■ What to work on ■
Would you pull out every line of the material that contains the string "credit"?

— Start of Information given —

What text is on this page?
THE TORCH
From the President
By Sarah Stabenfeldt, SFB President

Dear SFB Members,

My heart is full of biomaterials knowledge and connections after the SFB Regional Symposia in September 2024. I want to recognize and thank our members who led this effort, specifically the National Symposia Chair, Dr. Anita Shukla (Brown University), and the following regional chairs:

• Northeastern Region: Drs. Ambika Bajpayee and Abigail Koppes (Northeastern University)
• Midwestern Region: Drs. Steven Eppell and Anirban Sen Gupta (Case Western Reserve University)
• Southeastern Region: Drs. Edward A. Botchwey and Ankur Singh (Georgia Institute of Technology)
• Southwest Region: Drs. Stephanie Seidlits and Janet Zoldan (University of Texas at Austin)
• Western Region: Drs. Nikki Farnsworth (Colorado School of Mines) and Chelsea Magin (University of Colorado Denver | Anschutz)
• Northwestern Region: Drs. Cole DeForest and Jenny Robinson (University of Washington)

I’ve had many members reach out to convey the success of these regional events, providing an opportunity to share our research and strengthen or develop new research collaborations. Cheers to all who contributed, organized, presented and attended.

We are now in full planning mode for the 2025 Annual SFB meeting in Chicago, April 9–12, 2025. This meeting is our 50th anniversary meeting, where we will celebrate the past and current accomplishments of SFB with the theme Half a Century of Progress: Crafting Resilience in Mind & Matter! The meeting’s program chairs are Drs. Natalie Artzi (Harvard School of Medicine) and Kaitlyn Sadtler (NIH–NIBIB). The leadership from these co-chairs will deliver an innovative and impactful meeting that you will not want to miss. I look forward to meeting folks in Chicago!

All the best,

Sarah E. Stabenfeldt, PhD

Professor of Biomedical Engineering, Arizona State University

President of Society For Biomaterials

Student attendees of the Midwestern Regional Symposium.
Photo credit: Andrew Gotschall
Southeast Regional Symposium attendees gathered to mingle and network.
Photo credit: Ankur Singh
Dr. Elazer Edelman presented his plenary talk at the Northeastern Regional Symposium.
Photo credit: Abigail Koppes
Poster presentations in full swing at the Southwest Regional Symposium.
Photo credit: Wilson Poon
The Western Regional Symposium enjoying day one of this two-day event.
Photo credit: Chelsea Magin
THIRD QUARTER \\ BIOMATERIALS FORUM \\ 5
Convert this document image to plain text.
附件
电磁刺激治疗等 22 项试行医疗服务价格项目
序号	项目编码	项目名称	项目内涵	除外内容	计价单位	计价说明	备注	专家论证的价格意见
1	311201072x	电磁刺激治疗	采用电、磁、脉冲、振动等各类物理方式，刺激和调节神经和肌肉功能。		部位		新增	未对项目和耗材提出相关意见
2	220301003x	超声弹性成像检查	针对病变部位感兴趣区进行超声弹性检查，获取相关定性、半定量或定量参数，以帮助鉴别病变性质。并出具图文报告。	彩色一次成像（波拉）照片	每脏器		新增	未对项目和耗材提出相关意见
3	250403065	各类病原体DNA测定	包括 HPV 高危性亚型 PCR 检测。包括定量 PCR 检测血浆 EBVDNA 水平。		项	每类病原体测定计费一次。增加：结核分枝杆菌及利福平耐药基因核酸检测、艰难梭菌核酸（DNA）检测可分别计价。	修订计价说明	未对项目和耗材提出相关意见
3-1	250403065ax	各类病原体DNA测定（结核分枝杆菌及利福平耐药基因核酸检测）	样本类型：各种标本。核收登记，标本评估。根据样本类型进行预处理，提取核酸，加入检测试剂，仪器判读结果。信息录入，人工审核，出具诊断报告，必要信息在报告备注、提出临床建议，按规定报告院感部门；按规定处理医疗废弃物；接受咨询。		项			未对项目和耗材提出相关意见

— End of Information given —

■ Exercise result ■
Photo credit: Andrew Gotschall
Photo credit: Ankur Singh
Photo credit: Abigail Koppes
Photo credit: Wilson Poon
Photo credit: Chelsea Magin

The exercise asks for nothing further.